### WHAT THIS TASK INVOLVES
Copy out every line of the records where the string "pomocí" occurs.

Collected data:
[start]

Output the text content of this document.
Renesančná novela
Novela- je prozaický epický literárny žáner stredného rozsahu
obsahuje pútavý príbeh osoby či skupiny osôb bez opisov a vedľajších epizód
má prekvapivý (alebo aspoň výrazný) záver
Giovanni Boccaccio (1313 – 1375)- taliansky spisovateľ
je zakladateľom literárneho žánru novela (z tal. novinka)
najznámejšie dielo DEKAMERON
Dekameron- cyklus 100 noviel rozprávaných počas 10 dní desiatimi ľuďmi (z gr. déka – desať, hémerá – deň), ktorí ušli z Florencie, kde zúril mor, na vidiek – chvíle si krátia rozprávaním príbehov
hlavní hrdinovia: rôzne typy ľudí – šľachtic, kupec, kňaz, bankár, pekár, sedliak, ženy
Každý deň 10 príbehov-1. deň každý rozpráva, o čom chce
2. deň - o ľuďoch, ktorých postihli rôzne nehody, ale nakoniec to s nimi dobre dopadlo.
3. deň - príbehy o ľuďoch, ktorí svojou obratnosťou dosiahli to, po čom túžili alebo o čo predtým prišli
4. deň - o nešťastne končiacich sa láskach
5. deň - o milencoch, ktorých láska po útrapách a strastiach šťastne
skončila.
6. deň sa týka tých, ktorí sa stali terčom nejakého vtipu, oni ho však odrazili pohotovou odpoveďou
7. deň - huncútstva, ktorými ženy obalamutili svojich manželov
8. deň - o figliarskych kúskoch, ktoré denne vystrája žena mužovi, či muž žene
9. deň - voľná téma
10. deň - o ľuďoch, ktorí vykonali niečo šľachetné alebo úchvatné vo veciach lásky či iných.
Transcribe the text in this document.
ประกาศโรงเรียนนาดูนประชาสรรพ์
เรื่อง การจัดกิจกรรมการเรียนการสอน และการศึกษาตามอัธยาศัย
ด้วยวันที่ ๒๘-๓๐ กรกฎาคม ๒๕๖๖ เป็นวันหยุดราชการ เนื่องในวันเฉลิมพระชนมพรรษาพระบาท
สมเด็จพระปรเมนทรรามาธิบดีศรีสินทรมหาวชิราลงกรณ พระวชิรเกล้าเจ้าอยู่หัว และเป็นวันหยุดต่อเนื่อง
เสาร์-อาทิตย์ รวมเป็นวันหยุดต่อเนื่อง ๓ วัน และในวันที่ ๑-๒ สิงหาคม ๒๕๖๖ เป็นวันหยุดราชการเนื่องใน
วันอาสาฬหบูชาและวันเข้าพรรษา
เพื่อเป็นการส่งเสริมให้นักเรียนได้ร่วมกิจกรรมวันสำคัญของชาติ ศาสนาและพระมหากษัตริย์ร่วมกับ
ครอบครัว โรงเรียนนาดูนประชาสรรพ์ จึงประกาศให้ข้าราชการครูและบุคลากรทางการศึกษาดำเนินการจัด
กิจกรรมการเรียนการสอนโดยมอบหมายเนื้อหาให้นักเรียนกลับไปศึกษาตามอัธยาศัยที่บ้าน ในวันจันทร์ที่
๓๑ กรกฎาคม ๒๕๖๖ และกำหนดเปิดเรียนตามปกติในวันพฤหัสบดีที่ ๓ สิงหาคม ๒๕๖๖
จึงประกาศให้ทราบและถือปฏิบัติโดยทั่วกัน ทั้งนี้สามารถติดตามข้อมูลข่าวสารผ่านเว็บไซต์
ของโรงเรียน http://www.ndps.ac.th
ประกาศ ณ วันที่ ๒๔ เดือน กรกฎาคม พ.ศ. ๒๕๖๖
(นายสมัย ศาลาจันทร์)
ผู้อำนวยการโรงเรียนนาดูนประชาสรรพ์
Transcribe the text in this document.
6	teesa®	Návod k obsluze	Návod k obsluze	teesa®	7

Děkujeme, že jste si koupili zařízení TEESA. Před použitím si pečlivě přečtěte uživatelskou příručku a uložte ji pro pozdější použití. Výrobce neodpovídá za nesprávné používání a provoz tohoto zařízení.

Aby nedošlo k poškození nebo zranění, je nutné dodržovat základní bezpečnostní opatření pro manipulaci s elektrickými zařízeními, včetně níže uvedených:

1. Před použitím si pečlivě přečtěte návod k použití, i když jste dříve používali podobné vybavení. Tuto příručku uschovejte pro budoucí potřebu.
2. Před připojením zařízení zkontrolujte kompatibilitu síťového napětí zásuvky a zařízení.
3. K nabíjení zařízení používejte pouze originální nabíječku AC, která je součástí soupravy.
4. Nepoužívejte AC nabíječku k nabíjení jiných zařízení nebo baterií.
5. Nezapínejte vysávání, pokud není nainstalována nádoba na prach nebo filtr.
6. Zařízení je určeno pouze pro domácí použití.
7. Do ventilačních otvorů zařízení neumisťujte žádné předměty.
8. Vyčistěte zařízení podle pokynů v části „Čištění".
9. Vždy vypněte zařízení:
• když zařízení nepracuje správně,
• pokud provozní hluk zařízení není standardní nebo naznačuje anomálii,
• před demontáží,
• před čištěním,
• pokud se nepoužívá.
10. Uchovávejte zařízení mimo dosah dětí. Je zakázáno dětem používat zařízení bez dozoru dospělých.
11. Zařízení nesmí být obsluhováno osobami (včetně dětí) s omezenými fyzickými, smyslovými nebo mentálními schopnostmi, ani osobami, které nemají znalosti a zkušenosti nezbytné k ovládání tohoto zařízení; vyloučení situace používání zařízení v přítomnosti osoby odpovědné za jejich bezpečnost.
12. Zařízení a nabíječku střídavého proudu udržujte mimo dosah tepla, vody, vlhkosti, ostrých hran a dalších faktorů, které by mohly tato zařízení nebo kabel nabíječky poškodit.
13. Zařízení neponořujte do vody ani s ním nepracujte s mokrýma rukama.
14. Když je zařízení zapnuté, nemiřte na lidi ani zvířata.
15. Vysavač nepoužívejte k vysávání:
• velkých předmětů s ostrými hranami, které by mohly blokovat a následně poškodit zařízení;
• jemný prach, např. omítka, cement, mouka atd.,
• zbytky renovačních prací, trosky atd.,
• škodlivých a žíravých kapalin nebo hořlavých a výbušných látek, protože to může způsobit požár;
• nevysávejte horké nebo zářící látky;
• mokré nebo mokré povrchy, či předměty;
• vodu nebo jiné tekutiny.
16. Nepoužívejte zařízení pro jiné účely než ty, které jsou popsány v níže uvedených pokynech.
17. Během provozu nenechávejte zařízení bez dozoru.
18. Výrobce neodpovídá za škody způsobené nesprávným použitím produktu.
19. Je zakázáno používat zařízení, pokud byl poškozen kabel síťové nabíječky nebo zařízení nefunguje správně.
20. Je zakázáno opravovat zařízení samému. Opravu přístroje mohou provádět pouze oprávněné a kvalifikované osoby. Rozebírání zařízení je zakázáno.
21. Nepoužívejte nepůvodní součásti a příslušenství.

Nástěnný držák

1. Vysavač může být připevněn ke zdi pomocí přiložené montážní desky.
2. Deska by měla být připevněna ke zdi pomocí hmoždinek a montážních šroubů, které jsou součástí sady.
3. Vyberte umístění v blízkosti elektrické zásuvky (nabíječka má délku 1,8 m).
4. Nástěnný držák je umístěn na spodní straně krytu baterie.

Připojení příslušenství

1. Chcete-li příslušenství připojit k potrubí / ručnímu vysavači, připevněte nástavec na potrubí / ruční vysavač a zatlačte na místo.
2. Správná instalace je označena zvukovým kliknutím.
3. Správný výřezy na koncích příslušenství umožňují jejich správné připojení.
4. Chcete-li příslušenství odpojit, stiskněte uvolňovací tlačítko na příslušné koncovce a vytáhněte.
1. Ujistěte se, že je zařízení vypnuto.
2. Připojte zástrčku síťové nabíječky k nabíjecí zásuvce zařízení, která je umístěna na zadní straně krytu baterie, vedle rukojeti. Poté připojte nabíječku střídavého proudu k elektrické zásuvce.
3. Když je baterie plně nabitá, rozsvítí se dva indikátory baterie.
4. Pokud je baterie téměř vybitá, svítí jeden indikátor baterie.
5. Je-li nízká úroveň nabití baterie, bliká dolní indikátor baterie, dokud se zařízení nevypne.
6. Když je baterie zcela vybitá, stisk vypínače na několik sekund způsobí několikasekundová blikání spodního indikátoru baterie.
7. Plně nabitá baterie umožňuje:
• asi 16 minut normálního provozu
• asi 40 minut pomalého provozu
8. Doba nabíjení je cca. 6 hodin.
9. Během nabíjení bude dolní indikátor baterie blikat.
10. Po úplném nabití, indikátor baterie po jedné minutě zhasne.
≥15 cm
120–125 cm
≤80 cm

[end]

### RESULT FOR THIS TASK
1. Vysavač může být připevněn ke zdi pomocí přiložené montážní desky.
2. Deska by měla být připevněna ke zdi pomocí hmoždinek a montážních šroubů, které jsou součástí sady.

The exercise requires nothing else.